**Task instructions**
Output the full listing below exactly, without the pictures.

Records contained in a dataset
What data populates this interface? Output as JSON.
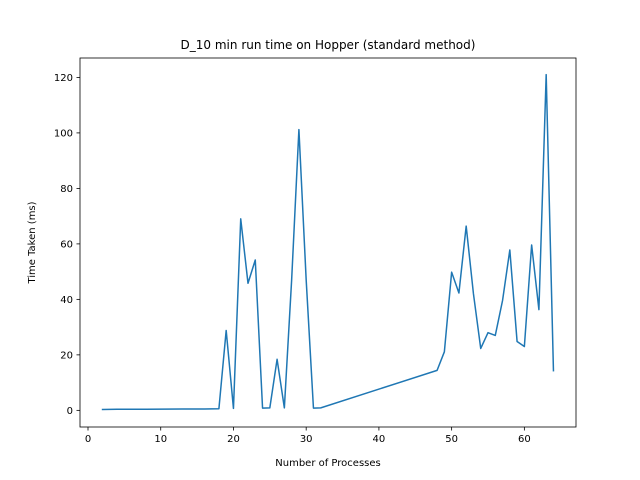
{
  "chart_data": {
    "type": "line",
    "title": "D_10 min run time on Hopper (standard method)",
    "xlabel": "Number of Processes",
    "ylabel": "Time Taken (ms)",
    "xlim": [
      -1.1,
      67.1
    ],
    "ylim": [
      -6.0,
      127.0
    ],
    "xticks": [
      0,
      10,
      20,
      30,
      40,
      50,
      60
    ],
    "yticks": [
      0,
      20,
      40,
      60,
      80,
      100,
      120
    ],
    "grid": false,
    "legend": "none",
    "series": [
      {
        "color": "#1f77b4",
        "x": [
          2,
          4,
          8,
          13,
          16,
          18,
          19,
          20,
          21,
          22,
          23,
          24,
          25,
          26,
          27,
          28,
          29,
          30,
          31,
          32,
          48,
          49,
          50,
          51,
          52,
          53,
          54,
          55,
          56,
          57,
          58,
          59,
          60,
          61,
          62,
          63,
          64
        ],
        "y": [
          0.3,
          0.4,
          0.4,
          0.5,
          0.5,
          0.6,
          28.8,
          0.7,
          69.0,
          45.8,
          54.2,
          0.8,
          0.9,
          18.4,
          0.9,
          47.0,
          101.2,
          47.0,
          0.8,
          0.9,
          14.4,
          21.1,
          49.8,
          42.3,
          66.4,
          42.0,
          22.3,
          28.0,
          27.0,
          39.6,
          57.8,
          24.8,
          23.0,
          59.6,
          36.3,
          121.0,
          14.3
        ]
      }
    ]
  }
}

**Task response**
What data populates this interface? Output as JSON.
{
  "chart_data": {
    "type": "line",
    "title": "D_10 min run time on Hopper (standard method)",
    "xlabel": "Number of Processes",
    "ylabel": "Time Taken (ms)",
    "xlim": [
      -1.1,
      67.1
    ],
    "ylim": [
      -6.0,
      127.0
    ],
    "xticks": [
      0,
      10,
      20,
      30,
      40,
      50,
      60
    ],
    "yticks": [
      0,
      20,
      40,
      60,
      80,
      100,
      120
    ],
    "grid": false,
    "legend": "none",
    "series": [
      {
        "color": "#1f77b4",
        "x": [
          2,
          4,
          8,
          13,
          16,
          18,
          19,
          20,
          21,
          22,
          23,
          24,
          25,
          26,
          27,
          28,
          29,
          30,
          31,
          32,
          48,
          49,
          50,
          51,
          52,
          53,
          54,
          55,
          56,
          57,
          58,
          59,
          60,
          61,
          62,
          63,
          64
        ],
        "y": [
          0.3,
          0.4,
          0.4,
          0.5,
          0.5,
          0.6,
          28.8,
          0.7,
          69.0,
          45.8,
          54.2,
          0.8,
          0.9,
          18.4,
          0.9,
          47.0,
          101.2,
          47.0,
          0.8,
          0.9,
          14.4,
          21.1,
          49.8,
          42.3,
          66.4,
          42.0,
          22.3,
          28.0,
          27.0,
          39.6,
          57.8,
          24.8,
          23.0,
          59.6,
          36.3,
          121.0,
          14.3
        ]
      }
    ]
  }
}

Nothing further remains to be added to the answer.